_Exercise:_
List each line in which the string "name" appears.

(Dataset rows)
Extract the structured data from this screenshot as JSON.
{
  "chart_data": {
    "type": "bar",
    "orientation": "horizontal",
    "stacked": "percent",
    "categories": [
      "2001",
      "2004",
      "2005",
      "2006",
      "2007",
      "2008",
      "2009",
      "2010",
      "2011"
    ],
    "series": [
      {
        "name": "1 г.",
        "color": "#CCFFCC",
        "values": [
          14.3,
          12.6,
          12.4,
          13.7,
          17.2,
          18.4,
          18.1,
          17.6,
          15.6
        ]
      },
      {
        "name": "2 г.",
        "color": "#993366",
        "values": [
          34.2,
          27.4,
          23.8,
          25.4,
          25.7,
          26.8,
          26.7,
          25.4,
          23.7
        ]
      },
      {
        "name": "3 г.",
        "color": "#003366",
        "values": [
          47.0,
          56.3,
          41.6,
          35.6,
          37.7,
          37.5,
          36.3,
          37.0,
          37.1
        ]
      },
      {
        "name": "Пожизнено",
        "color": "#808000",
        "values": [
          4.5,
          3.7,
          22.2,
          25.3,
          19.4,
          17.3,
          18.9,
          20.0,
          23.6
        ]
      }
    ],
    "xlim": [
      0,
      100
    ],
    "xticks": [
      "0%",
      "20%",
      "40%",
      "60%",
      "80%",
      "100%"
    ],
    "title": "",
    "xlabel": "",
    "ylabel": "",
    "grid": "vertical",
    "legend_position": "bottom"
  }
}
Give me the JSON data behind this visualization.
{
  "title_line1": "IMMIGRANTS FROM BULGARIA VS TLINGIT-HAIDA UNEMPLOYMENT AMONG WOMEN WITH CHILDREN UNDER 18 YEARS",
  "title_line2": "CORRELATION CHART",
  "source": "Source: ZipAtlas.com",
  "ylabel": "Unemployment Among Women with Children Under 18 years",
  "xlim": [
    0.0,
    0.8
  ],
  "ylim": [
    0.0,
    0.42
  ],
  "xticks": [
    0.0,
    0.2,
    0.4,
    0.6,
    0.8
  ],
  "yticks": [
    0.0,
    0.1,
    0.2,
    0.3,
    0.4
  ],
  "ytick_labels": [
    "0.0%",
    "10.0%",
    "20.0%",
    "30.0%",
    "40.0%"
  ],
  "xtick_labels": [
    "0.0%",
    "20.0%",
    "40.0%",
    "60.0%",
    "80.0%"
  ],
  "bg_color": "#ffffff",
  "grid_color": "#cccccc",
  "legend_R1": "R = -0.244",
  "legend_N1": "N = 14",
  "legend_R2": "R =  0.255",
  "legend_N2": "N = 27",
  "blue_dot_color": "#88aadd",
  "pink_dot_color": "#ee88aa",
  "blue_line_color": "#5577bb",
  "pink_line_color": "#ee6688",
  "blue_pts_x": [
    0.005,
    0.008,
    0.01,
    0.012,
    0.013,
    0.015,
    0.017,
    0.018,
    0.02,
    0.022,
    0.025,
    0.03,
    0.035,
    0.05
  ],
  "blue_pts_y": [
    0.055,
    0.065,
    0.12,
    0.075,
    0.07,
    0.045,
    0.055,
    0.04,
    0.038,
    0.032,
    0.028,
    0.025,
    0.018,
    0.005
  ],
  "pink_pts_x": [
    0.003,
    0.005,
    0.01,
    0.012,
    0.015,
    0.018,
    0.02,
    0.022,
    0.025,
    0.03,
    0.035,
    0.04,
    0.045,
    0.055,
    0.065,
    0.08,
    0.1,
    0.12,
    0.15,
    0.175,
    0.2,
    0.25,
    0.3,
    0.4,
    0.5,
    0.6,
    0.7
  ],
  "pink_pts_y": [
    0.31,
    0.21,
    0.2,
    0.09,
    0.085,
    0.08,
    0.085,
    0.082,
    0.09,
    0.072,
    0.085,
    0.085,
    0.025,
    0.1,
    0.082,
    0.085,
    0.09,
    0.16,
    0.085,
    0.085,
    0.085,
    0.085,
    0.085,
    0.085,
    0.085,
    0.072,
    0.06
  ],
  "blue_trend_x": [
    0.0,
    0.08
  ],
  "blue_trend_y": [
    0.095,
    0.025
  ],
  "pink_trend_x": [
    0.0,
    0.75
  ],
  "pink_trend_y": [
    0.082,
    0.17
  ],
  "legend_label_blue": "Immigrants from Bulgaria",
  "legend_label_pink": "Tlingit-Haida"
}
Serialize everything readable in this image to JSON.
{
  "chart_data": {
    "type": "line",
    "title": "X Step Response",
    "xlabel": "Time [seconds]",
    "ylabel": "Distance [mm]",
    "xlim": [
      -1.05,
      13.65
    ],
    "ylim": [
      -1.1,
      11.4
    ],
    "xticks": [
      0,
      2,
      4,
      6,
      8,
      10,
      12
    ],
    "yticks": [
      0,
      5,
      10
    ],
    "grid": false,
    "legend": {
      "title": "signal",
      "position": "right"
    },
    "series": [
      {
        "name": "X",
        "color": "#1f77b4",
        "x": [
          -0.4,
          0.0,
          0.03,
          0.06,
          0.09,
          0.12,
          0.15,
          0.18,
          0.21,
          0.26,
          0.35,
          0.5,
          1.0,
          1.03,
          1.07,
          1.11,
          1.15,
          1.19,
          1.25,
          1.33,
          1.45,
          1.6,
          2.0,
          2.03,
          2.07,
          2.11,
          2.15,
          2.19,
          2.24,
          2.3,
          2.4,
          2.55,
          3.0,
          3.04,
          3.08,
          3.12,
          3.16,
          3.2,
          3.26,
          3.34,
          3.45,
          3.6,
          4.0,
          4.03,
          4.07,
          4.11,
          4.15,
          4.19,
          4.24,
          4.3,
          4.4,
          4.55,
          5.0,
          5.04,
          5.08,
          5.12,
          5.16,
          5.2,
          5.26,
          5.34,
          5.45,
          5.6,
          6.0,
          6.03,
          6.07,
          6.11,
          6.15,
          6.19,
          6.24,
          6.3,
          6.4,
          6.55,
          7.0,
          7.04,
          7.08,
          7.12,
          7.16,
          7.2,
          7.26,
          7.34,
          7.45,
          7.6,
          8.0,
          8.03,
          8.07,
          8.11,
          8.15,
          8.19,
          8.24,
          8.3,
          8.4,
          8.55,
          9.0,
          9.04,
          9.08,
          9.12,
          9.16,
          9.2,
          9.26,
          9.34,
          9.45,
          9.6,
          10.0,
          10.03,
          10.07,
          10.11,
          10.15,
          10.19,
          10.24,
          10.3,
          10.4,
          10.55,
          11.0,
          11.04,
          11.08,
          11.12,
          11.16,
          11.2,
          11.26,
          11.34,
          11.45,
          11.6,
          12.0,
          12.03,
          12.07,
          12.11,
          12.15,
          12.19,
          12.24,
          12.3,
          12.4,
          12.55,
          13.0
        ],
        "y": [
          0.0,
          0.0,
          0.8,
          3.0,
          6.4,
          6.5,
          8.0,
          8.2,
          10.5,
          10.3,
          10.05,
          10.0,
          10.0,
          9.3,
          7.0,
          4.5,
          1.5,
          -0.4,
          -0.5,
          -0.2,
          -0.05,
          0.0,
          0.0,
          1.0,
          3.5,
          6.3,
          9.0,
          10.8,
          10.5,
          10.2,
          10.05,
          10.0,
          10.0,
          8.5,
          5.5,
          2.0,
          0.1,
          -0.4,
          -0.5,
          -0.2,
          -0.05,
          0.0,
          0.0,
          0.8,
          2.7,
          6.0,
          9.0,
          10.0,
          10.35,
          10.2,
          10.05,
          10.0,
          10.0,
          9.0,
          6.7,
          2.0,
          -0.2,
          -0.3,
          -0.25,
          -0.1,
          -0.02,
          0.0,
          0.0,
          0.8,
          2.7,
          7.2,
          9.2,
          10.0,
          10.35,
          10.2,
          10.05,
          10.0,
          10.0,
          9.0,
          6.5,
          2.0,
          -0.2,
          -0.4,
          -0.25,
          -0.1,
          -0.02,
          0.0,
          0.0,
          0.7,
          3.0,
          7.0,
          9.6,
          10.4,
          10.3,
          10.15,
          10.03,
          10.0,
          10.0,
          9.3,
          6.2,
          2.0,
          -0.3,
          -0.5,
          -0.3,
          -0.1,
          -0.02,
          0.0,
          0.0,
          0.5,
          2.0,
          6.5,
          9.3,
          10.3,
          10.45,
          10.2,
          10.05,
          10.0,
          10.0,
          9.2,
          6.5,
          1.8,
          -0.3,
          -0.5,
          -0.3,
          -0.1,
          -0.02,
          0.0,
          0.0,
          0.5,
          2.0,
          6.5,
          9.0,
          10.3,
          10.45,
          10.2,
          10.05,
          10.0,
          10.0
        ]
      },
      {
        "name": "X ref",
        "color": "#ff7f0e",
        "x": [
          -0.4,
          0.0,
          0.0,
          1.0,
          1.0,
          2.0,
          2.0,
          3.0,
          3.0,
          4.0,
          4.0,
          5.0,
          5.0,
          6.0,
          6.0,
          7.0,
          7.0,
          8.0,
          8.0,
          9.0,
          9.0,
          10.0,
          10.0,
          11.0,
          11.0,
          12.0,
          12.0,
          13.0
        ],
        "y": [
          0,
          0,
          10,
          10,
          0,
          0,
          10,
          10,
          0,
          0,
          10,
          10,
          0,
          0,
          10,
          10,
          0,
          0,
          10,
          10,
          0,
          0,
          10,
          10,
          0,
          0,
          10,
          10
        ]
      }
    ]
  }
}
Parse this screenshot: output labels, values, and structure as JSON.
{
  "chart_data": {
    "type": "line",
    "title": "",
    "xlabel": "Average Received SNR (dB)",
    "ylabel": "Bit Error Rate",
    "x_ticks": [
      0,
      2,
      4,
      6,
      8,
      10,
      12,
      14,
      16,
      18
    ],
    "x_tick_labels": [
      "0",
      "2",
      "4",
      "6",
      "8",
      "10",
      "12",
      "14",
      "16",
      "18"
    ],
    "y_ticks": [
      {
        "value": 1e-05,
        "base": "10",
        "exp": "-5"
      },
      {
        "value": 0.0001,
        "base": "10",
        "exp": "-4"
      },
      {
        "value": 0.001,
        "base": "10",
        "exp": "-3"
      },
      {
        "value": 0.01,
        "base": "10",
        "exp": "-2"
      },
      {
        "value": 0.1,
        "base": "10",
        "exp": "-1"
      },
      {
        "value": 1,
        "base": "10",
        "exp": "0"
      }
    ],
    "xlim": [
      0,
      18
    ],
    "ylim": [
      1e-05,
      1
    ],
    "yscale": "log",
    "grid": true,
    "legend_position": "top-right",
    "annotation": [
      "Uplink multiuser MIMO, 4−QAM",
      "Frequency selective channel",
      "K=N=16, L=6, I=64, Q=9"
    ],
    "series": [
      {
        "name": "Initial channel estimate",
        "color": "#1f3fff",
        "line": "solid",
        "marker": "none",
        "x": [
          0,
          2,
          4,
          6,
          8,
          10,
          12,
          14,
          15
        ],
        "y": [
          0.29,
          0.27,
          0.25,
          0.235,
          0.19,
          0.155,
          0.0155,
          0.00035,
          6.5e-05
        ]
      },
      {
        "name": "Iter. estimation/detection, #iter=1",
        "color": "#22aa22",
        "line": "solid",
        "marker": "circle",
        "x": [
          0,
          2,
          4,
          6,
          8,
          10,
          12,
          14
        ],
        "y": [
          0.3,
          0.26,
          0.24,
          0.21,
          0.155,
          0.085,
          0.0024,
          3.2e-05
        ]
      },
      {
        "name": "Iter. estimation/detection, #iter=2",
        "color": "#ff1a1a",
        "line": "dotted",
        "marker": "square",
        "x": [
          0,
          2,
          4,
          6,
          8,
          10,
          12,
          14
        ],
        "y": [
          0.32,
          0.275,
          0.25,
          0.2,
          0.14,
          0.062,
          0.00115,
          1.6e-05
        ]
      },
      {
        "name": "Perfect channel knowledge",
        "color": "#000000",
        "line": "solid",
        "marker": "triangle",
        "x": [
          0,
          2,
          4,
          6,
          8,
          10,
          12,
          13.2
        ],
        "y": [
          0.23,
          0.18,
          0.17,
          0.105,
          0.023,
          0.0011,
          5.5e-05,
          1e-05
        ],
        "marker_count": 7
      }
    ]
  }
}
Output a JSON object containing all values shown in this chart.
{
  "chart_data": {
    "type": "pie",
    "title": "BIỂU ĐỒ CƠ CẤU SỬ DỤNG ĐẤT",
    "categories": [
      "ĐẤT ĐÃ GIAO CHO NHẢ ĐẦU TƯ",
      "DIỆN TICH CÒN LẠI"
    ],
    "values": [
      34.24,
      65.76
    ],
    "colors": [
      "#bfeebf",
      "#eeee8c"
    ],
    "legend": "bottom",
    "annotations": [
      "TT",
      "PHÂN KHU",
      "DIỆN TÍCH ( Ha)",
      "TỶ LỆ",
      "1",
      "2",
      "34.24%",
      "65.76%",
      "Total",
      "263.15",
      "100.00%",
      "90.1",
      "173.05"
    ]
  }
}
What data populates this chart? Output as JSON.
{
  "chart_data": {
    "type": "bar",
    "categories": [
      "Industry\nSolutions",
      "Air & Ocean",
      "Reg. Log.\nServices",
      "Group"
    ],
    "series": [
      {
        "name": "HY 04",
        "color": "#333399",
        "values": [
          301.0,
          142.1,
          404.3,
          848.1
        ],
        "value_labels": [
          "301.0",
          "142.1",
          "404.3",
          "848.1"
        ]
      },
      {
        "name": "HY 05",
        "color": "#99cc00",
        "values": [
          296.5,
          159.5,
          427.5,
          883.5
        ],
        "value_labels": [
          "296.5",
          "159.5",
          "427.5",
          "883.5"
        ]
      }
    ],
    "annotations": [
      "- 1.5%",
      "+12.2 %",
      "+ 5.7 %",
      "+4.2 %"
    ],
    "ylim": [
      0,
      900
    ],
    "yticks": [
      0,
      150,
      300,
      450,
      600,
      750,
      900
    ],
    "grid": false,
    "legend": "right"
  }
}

_Correct answer:_
        "name": "1 г.",
        "name": "2 г.",
        "name": "3 г.",
        "name": "Пожизнено",
        "name": "X",
        "name": "X ref",
        "name": "Initial channel estimate",
        "name": "Iter. estimation/detection, #iter=1",
        "name": "Iter. estimation/detection, #iter=2",
        "name": "Perfect channel knowledge",
        "name": "HY 04",
        "name": "HY 05",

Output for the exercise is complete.